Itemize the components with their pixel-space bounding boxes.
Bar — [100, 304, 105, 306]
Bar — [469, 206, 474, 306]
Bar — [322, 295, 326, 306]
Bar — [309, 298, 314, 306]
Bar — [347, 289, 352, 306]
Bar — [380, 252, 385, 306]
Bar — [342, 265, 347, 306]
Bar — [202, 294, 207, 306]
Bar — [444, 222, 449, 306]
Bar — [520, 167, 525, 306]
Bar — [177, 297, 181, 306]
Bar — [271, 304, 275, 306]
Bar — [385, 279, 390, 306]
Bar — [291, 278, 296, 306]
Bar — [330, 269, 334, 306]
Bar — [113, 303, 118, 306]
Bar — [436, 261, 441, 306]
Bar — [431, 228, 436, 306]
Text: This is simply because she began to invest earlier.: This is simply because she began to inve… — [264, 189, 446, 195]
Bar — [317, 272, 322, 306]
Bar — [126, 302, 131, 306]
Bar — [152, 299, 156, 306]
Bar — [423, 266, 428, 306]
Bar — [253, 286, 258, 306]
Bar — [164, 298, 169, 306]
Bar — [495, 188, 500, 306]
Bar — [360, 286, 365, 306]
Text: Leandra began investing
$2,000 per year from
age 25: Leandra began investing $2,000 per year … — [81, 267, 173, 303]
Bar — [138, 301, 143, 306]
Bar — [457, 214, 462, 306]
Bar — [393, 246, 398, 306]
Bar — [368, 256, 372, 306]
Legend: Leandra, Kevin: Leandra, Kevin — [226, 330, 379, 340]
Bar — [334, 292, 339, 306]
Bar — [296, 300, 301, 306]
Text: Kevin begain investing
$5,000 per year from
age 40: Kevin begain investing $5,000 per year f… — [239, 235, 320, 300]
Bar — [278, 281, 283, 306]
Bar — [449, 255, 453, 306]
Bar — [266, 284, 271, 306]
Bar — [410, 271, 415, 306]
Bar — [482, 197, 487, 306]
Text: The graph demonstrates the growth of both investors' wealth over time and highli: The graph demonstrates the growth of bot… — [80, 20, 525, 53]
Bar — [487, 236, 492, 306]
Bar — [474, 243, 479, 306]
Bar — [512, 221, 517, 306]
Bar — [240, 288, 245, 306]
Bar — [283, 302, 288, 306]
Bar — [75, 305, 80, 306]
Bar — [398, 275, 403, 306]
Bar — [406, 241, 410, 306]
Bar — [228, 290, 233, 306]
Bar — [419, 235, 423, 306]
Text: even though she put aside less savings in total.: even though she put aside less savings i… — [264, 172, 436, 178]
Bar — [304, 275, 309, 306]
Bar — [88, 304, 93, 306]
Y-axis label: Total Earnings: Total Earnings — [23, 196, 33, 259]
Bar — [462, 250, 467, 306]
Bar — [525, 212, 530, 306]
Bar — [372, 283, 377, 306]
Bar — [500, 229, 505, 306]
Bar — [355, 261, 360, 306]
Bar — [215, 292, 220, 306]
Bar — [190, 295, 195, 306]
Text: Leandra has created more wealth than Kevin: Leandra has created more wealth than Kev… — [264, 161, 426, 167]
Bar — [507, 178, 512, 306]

■ ■ ■ ■ ■

## Requirement:
Rewrite the data above, replacing every "Bar" with "Column" and leaving all other text unchanged.

## Solution to the problem:
Itemize the components with their pixel-space bounding boxes.
Column — [100, 304, 105, 306]
Column — [469, 206, 474, 306]
Column — [322, 295, 326, 306]
Column — [309, 298, 314, 306]
Column — [347, 289, 352, 306]
Column — [380, 252, 385, 306]
Column — [342, 265, 347, 306]
Column — [202, 294, 207, 306]
Column — [444, 222, 449, 306]
Column — [520, 167, 525, 306]
Column — [177, 297, 181, 306]
Column — [271, 304, 275, 306]
Column — [385, 279, 390, 306]
Column — [291, 278, 296, 306]
Column — [330, 269, 334, 306]
Column — [113, 303, 118, 306]
Column — [436, 261, 441, 306]
Column — [431, 228, 436, 306]
Text: This is simply because she began to invest earlier.: This is simply because she began to inve… — [264, 189, 446, 195]
Column — [317, 272, 322, 306]
Column — [126, 302, 131, 306]
Column — [152, 299, 156, 306]
Column — [423, 266, 428, 306]
Column — [253, 286, 258, 306]
Column — [164, 298, 169, 306]
Column — [495, 188, 500, 306]
Column — [360, 286, 365, 306]
Text: Leandra began investing
$2,000 per year from
age 25: Leandra began investing $2,000 per year … — [81, 267, 173, 303]
Column — [138, 301, 143, 306]
Column — [457, 214, 462, 306]
Column — [393, 246, 398, 306]
Column — [368, 256, 372, 306]
Legend: Leandra, Kevin: Leandra, Kevin — [226, 330, 379, 340]
Column — [334, 292, 339, 306]
Column — [296, 300, 301, 306]
Text: Kevin begain investing
$5,000 per year from
age 40: Kevin begain investing $5,000 per year f… — [239, 235, 320, 300]
Column — [278, 281, 283, 306]
Column — [449, 255, 453, 306]
Column — [266, 284, 271, 306]
Column — [410, 271, 415, 306]
Column — [482, 197, 487, 306]
Text: The graph demonstrates the growth of both investors' wealth over time and highli: The graph demonstrates the growth of bot… — [80, 20, 525, 53]
Column — [487, 236, 492, 306]
Column — [474, 243, 479, 306]
Column — [512, 221, 517, 306]
Column — [240, 288, 245, 306]
Column — [283, 302, 288, 306]
Column — [75, 305, 80, 306]
Column — [398, 275, 403, 306]
Column — [406, 241, 410, 306]
Column — [228, 290, 233, 306]
Column — [419, 235, 423, 306]
Text: even though she put aside less savings in total.: even though she put aside less savings i… — [264, 172, 436, 178]
Column — [304, 275, 309, 306]
Column — [88, 304, 93, 306]
Y-axis label: Total Earnings: Total Earnings — [23, 196, 33, 259]
Column — [462, 250, 467, 306]
Column — [525, 212, 530, 306]
Column — [372, 283, 377, 306]
Column — [500, 229, 505, 306]
Column — [355, 261, 360, 306]
Column — [215, 292, 220, 306]
Column — [190, 295, 195, 306]
Text: Leandra has created more wealth than Kevin: Leandra has created more wealth than Kev… — [264, 161, 426, 167]
Column — [507, 178, 512, 306]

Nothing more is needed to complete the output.